GIVEN DATA
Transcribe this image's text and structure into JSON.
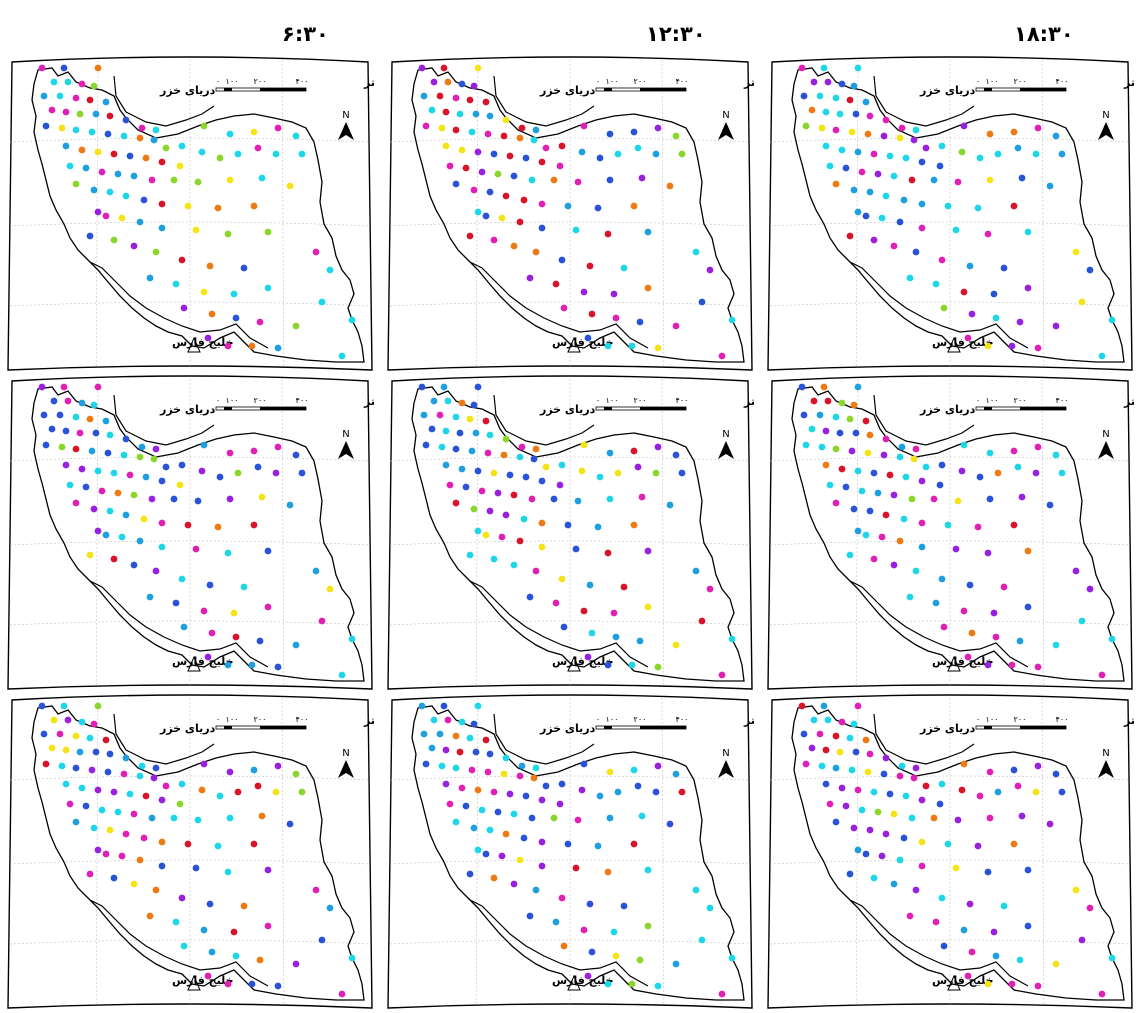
{
  "columns": [
    "۶:۳۰",
    "۱۲:۳۰",
    "۱۸:۳۰"
  ],
  "map_labels": {
    "sea_north": "دریای خزر",
    "sea_south": "خلیج فارس",
    "scale_unit": "کیلومتر",
    "scale_ticks": [
      "۴۰۰",
      "۲۰۰",
      "۱۰۰",
      "۰"
    ],
    "north": "N"
  },
  "colors": {
    "map_outline": "#000000",
    "graticule": "#c0c0c0",
    "dot_palette": [
      "#1fd6e8",
      "#e020b4",
      "#9a20e0",
      "#2a52d8",
      "#1ea0e0",
      "#d8142a",
      "#ee7a14",
      "#f4e414",
      "#8ad62a"
    ]
  },
  "panels": [
    {
      "row": 1,
      "column": "۶:۳۰"
    },
    {
      "row": 1,
      "column": "۱۲:۳۰"
    },
    {
      "row": 1,
      "column": "۱۸:۳۰"
    },
    {
      "row": 2,
      "column": "۶:۳۰"
    },
    {
      "row": 2,
      "column": "۱۲:۳۰"
    },
    {
      "row": 2,
      "column": "۱۸:۳۰"
    },
    {
      "row": 3,
      "column": "۶:۳۰"
    },
    {
      "row": 3,
      "column": "۱۲:۳۰"
    },
    {
      "row": 3,
      "column": "۱۸:۳۰"
    }
  ]
}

WHAT YOU ARE ASKED TO DO
All the records above need to be given again word for word. Skip the pictures.

RESULT
Transcribe this image's text and structure into JSON.
{
  "columns": [
    "۶:۳۰",
    "۱۲:۳۰",
    "۱۸:۳۰"
  ],
  "map_labels": {
    "sea_north": "دریای خزر",
    "sea_south": "خلیج فارس",
    "scale_unit": "کیلومتر",
    "scale_ticks": [
      "۴۰۰",
      "۲۰۰",
      "۱۰۰",
      "۰"
    ],
    "north": "N"
  },
  "colors": {
    "map_outline": "#000000",
    "graticule": "#c0c0c0",
    "dot_palette": [
      "#1fd6e8",
      "#e020b4",
      "#9a20e0",
      "#2a52d8",
      "#1ea0e0",
      "#d8142a",
      "#ee7a14",
      "#f4e414",
      "#8ad62a"
    ]
  },
  "panels": [
    {
      "row": 1,
      "column": "۶:۳۰"
    },
    {
      "row": 1,
      "column": "۱۲:۳۰"
    },
    {
      "row": 1,
      "column": "۱۸:۳۰"
    },
    {
      "row": 2,
      "column": "۶:۳۰"
    },
    {
      "row": 2,
      "column": "۱۲:۳۰"
    },
    {
      "row": 2,
      "column": "۱۸:۳۰"
    },
    {
      "row": 3,
      "column": "۶:۳۰"
    },
    {
      "row": 3,
      "column": "۱۲:۳۰"
    },
    {
      "row": 3,
      "column": "۱۸:۳۰"
    }
  ]
}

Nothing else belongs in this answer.